STATED PROBLEM
Write out the records word for word, with no pictures.

DATA
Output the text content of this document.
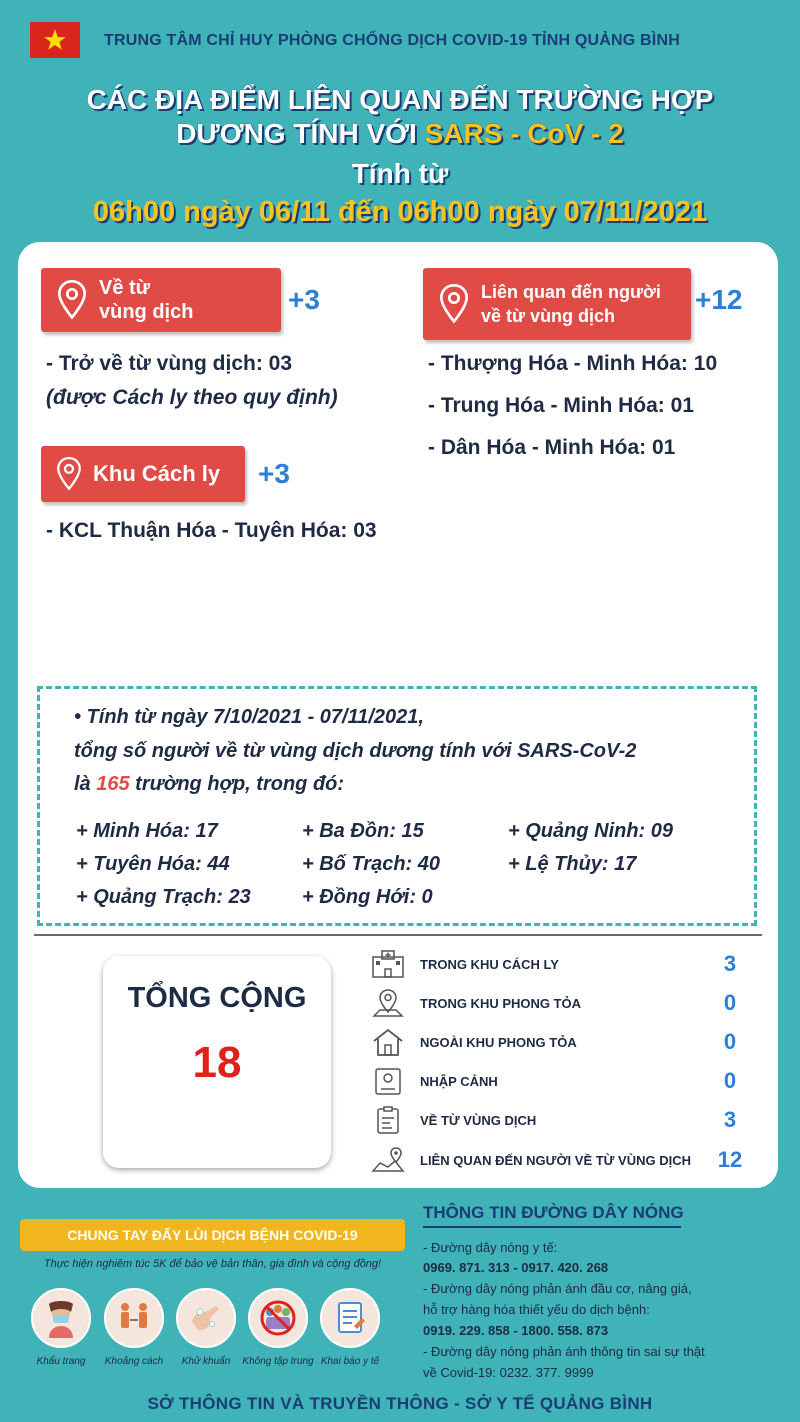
TRUNG TÂM CHỈ HUY PHÒNG CHỐNG DỊCH COVID-19 TỈNH QUẢNG BÌNH
CÁC ĐỊA ĐIỂM LIÊN QUAN ĐẾN TRƯỜNG HỢP
DƯƠNG TÍNH VỚI SARS - CoV - 2
Tính từ
06h00 ngày 06/11 đến 06h00 ngày 07/11/2021
Về từ
vùng dịch	+3
- Trở về từ vùng dịch: 03
(được Cách ly theo quy định)
Khu Cách ly +3
- KCL Thuận Hóa - Tuyên Hóa: 03
Liên quan đến người
về từ vùng dịch
+12
- Thượng Hóa - Minh Hóa: 10
- Trung Hóa - Minh Hóa: 01
- Dân Hóa - Minh Hóa: 01
• Tính từ ngày 7/10/2021 - 07/11/2021,
tổng số người về từ vùng dịch dương tính với SARS-CoV-2
là 165 trường hợp, trong đó:
+ Minh Hóa: 17	+ Ba Đồn: 15	+ Quảng Ninh: 09
+ Tuyên Hóa: 44	+ Bố Trạch: 40	+ Lệ Thủy: 17
+ Quảng Trạch: 23	+ Đồng Hới: 0
TỔNG CỘNG
18
TRONG KHU CÁCH LY	3
TRONG KHU PHONG TỎA	0
NGOÀI KHU PHONG TỎA	0
NHẬP CẢNH	0
VỀ TỪ VÙNG DỊCH	3
LIÊN QUAN ĐẾN NGƯỜI VỀ TỪ VÙNG DỊCH	12
CHUNG TAY ĐẨY LÙI DỊCH BỆNH COVID-19
Thực hiện nghiêm túc 5K để bảo vệ bản thân, gia đình và cộng đồng!
Khẩu trang	Khoảng cách	Khử khuẩn	Không tập trung Khai báo y tế
THÔNG TIN ĐƯỜNG DÂY NÓNG
- Đường dây nóng y tế:
0969. 871. 313 - 0917. 420. 268
- Đường dây nóng phản ánh đầu cơ, nâng giá,
hỗ trợ hàng hóa thiết yếu do dịch bệnh:
0919. 229. 858 - 1800. 558. 873
- Đường dây nóng phản ánh thông tin sai sự thật
về Covid-19: 0232. 377. 9999
SỞ THÔNG TIN VÀ TRUYỀN THÔNG - SỞ Y TẾ QUẢNG BÌNH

FULL OUTPUT
Output the text content of this document.
TRUNG TÂM CHỈ HUY PHÒNG CHỐNG DỊCH COVID-19 TỈNH QUẢNG BÌNH
CÁC ĐỊA ĐIỂM LIÊN QUAN ĐẾN TRƯỜNG HỢP
DƯƠNG TÍNH VỚI SARS - CoV - 2
Tính từ
06h00 ngày 06/11 đến 06h00 ngày 07/11/2021
Về từ
vùng dịch	+3
- Trở về từ vùng dịch: 03
(được Cách ly theo quy định)
Khu Cách ly +3
- KCL Thuận Hóa - Tuyên Hóa: 03
Liên quan đến người
về từ vùng dịch
+12
- Thượng Hóa - Minh Hóa: 10
- Trung Hóa - Minh Hóa: 01
- Dân Hóa - Minh Hóa: 01
• Tính từ ngày 7/10/2021 - 07/11/2021,
tổng số người về từ vùng dịch dương tính với SARS-CoV-2
là 165 trường hợp, trong đó:
+ Minh Hóa: 17	+ Ba Đồn: 15	+ Quảng Ninh: 09
+ Tuyên Hóa: 44	+ Bố Trạch: 40	+ Lệ Thủy: 17
+ Quảng Trạch: 23	+ Đồng Hới: 0
TỔNG CỘNG
18
TRONG KHU CÁCH LY	3
TRONG KHU PHONG TỎA	0
NGOÀI KHU PHONG TỎA	0
NHẬP CẢNH	0
VỀ TỪ VÙNG DỊCH	3
LIÊN QUAN ĐẾN NGƯỜI VỀ TỪ VÙNG DỊCH	12
CHUNG TAY ĐẨY LÙI DỊCH BỆNH COVID-19
Thực hiện nghiêm túc 5K để bảo vệ bản thân, gia đình và cộng đồng!
Khẩu trang	Khoảng cách	Khử khuẩn	Không tập trung Khai báo y tế
THÔNG TIN ĐƯỜNG DÂY NÓNG
- Đường dây nóng y tế:
0969. 871. 313 - 0917. 420. 268
- Đường dây nóng phản ánh đầu cơ, nâng giá,
hỗ trợ hàng hóa thiết yếu do dịch bệnh:
0919. 229. 858 - 1800. 558. 873
- Đường dây nóng phản ánh thông tin sai sự thật
về Covid-19: 0232. 377. 9999
SỞ THÔNG TIN VÀ TRUYỀN THÔNG - SỞ Y TẾ QUẢNG BÌNH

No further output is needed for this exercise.